Neem het gegeven fragment over de uitspraak van de Rechtbank Zeeland-West-Brabant woord voor woord en volledig over.
--- Gegeven fragment ---
ECLI:NL:RBZWB:2024:8476

Rechtbank Zeeland-West-Brabant

Datum uitspraak
10 december 2024
Publicatiedatum
12 december 2024
Zaaknummer
02-375434-24
Instantie
Rechtbank Zeeland-West-Brabant
Type
Uitspraak
Rechtsgebied
Strafrecht
Procedures
  • Op tegenspraak
Rechters
Vindplaatsen
  • Rechtspraak.nl
AI samenvatting door LexboostAutomatisch gegenereerd

Afwijzing vordering gevangenhouding in voorlopige hechtenis met betrekking tot recidivegrond

Op 10 december 2024 heeft de Rechtbank Zeeland-West-Brabant in Middelburg uitspraak gedaan in een strafzaak tegen een verdachte die gedetineerd is in P.I. Middelburg. De officier van justitie had een vordering tot gevangenhouding ingediend voor de duur van 90 dagen, na een bevel tot bewaring dat op 27 november 2024 was verleend. De rechtbank heeft het strafdossier bestudeerd en zowel de verdachte als zijn raadsman, mr. W.B. Lisi, gehoord.
--- Bronmateriaal ---
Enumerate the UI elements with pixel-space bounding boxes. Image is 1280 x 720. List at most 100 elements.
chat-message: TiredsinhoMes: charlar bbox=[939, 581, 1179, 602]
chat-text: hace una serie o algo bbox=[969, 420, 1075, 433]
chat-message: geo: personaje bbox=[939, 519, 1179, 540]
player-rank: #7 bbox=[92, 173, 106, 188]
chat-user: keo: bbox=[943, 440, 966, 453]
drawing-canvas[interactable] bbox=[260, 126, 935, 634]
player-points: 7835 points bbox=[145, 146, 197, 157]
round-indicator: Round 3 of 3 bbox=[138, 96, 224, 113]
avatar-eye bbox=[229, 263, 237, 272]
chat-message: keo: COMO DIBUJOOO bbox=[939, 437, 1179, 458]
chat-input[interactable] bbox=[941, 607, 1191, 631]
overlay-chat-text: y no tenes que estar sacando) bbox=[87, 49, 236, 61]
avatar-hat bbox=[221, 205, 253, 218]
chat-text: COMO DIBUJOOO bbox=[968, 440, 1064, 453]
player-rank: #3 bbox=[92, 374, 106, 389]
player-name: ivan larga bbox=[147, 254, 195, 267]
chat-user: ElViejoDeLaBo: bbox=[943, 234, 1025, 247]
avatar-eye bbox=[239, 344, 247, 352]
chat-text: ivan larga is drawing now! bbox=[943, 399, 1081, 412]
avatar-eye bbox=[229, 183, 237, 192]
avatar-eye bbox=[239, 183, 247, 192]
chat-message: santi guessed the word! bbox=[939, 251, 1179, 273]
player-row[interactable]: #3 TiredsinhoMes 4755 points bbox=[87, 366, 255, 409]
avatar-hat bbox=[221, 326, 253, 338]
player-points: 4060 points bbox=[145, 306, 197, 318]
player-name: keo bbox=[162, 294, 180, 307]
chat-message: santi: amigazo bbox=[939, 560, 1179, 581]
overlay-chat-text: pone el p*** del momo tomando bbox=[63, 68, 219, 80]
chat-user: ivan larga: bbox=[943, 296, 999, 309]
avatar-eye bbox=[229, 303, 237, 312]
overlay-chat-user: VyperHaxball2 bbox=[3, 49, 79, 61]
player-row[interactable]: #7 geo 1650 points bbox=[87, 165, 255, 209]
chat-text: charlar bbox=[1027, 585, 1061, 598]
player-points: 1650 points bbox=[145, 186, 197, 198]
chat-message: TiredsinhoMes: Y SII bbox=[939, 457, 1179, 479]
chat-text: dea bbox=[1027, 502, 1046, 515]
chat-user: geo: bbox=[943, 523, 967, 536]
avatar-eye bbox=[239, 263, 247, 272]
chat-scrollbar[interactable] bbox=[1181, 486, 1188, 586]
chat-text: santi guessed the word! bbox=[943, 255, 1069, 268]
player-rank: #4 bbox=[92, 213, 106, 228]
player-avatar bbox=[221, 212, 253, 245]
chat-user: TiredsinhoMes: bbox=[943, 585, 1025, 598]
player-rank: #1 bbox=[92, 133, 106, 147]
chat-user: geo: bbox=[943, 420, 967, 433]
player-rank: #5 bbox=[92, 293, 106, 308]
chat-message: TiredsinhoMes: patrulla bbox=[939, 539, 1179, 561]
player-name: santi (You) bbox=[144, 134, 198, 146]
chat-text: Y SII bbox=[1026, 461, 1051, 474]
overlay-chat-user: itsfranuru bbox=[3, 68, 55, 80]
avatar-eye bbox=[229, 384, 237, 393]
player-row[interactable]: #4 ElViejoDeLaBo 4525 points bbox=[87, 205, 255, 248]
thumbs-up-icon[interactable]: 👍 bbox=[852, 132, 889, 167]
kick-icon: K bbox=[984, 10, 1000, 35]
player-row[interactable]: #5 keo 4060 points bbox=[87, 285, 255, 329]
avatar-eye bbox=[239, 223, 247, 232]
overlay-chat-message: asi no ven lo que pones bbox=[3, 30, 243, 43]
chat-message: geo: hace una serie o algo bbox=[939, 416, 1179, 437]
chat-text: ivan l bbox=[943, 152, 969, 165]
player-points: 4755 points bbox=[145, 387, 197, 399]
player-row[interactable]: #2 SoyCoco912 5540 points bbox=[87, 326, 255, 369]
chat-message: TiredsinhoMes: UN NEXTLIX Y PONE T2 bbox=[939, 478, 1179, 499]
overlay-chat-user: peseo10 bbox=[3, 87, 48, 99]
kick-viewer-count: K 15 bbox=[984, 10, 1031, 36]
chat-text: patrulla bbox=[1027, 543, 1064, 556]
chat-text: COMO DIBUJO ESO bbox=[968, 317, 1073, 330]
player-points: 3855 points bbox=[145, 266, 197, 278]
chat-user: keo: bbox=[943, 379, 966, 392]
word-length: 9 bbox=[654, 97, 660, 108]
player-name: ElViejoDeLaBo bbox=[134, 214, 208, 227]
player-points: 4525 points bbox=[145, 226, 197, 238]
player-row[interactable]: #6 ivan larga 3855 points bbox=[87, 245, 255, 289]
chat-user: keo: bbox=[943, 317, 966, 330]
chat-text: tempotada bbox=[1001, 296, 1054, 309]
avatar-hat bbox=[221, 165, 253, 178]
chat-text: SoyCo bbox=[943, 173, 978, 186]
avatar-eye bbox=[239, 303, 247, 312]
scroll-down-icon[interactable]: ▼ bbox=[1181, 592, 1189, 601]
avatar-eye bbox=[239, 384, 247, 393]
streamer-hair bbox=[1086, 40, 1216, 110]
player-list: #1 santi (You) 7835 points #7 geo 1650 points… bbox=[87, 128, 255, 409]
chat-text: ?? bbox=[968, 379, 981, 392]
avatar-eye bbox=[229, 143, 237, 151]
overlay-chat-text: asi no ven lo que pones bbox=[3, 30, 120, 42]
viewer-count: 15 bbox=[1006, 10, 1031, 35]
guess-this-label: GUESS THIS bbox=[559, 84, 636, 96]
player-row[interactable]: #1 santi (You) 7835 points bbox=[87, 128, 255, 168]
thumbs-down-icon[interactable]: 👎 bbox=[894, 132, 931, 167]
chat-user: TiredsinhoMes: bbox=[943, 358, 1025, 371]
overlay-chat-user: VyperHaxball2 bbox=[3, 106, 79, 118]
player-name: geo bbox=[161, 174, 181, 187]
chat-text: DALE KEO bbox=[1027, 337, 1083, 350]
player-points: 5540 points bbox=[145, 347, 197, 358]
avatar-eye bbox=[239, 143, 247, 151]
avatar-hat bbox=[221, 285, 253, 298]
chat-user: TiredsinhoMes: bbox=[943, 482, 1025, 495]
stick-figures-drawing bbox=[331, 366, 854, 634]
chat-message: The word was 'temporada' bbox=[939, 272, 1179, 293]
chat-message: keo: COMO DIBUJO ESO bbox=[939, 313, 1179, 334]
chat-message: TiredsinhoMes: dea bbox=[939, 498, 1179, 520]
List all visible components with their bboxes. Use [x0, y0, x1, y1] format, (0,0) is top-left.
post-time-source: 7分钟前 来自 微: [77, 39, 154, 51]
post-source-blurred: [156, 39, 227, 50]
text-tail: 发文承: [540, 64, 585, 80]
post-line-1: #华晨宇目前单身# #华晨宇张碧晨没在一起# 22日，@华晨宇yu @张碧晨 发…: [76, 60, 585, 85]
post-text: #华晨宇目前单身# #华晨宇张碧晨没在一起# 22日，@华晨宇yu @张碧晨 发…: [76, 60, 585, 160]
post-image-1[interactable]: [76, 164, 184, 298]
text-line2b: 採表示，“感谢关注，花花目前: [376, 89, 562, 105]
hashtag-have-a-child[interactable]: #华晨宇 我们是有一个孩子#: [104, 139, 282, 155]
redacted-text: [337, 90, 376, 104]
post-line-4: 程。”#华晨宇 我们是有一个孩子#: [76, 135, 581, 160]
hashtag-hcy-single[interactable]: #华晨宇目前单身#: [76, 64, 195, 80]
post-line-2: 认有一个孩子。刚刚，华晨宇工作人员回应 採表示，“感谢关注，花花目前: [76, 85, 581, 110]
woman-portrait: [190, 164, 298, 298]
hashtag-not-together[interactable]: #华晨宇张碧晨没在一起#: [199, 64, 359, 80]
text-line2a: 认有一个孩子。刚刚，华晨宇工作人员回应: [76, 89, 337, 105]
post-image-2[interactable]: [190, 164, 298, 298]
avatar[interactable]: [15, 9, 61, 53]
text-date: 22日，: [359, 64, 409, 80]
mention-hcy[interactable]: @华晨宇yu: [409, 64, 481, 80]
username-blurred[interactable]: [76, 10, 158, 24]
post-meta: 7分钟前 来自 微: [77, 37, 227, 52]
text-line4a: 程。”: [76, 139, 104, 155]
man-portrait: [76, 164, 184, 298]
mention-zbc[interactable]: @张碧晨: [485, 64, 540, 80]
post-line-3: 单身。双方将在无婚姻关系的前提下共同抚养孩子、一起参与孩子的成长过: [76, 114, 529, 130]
---
Antwoord:
ECLI:NL:RBZWB:2024:8476

Rechtbank Zeeland-West-Brabant

Datum uitspraak
10 december 2024
Publicatiedatum
12 december 2024
Zaaknummer
02-375434-24
Instantie
Rechtbank Zeeland-West-Brabant
Type
Uitspraak
Rechtsgebied
Strafrecht
Procedures
  • Op tegenspraak
Rechters
Vindplaatsen
  • Rechtspraak.nl
AI samenvatting door LexboostAutomatisch gegenereerd

Afwijzing vordering gevangenhouding in voorlopige hechtenis met betrekking tot recidivegrond

Op 10 december 2024 heeft de Rechtbank Zeeland-West-Brabant in Middelburg uitspraak gedaan in een strafzaak tegen een verdachte die gedetineerd is in P.I. Middelburg. De officier van justitie had een vordering tot gevangenhouding ingediend voor de duur van 90 dagen, na een bevel tot bewaring dat op 27 november 2024 was verleend. De rechtbank heeft het strafdossier bestudeerd en zowel de verdachte als zijn raadsman, mr. W.B. Lisi, gehoord.